First, assume without loss of generality that $A$ and $C$ are symmetric matrices. It's easy to take these quadratic forms and write them in terms of symmetric matrices.

I believe that this problem transformation requires that $A$ be a positive semidefinite matrix- see below.

We'll begin with your second problem and show that it is equivalent to the original problem. We begin with

$\min \mbox{tr}(AB) $

subject to

$\mbox{tr}(CB)=1$

$ \beta \geq 0 $

$\left[ \begin{array}{cc} 1 & \beta^{T} \\\ \beta & B \end{array} \right] \succeq 0 $

By Schur's theorem, the constraint

$\left[ \begin{array}{cc} 1 & \beta^{T} \\\ \beta & B \end{array} \right] \succeq 0 $

is equivalent to

$B \succeq \beta \beta^{T} $

Note that we've implicitly restricted $B$ to being a symmetric matrix.

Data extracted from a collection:
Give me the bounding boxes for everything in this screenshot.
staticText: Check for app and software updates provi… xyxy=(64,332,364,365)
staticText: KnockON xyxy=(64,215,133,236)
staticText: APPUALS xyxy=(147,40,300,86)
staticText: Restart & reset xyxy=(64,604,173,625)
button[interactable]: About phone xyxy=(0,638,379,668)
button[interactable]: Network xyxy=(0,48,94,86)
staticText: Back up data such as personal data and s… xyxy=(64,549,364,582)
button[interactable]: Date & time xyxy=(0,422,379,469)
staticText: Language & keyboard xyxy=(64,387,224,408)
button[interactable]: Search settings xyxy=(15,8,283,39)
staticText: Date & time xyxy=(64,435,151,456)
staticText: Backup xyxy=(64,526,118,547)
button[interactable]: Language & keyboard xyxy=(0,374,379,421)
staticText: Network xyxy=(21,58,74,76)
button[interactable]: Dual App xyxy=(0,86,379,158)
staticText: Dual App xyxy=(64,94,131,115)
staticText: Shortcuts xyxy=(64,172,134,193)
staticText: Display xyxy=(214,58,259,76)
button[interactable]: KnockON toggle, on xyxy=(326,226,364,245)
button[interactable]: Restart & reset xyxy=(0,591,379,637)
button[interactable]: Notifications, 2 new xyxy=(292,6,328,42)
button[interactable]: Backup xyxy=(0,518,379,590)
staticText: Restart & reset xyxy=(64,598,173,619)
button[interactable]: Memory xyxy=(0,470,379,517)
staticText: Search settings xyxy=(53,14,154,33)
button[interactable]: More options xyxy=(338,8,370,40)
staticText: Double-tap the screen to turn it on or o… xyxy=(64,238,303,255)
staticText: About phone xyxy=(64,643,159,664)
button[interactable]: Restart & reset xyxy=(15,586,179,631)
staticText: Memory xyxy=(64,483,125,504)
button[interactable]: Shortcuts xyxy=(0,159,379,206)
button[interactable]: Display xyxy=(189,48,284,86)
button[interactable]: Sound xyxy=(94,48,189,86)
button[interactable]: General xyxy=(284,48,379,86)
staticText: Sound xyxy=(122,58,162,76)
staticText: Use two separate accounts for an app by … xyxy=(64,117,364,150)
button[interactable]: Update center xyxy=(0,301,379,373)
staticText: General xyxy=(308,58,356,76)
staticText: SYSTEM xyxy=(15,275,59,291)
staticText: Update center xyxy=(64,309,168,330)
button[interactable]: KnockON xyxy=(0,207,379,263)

* [Written task]:
In the text on the matrix optimization problem, swap "symmetric matrices" for "Hermitian matrices" and write out the passage from "First, assume without" up to and including "matrix- see below.".

* [Exercise solution]:
First, assume without loss of generality that $A$ and $C$ are Hermitian matrices. It's easy to take these quadratic forms and write them in terms of Hermitian matrices.

I believe that this problem transformation requires that $A$ be a positive semidefinite matrix- see below.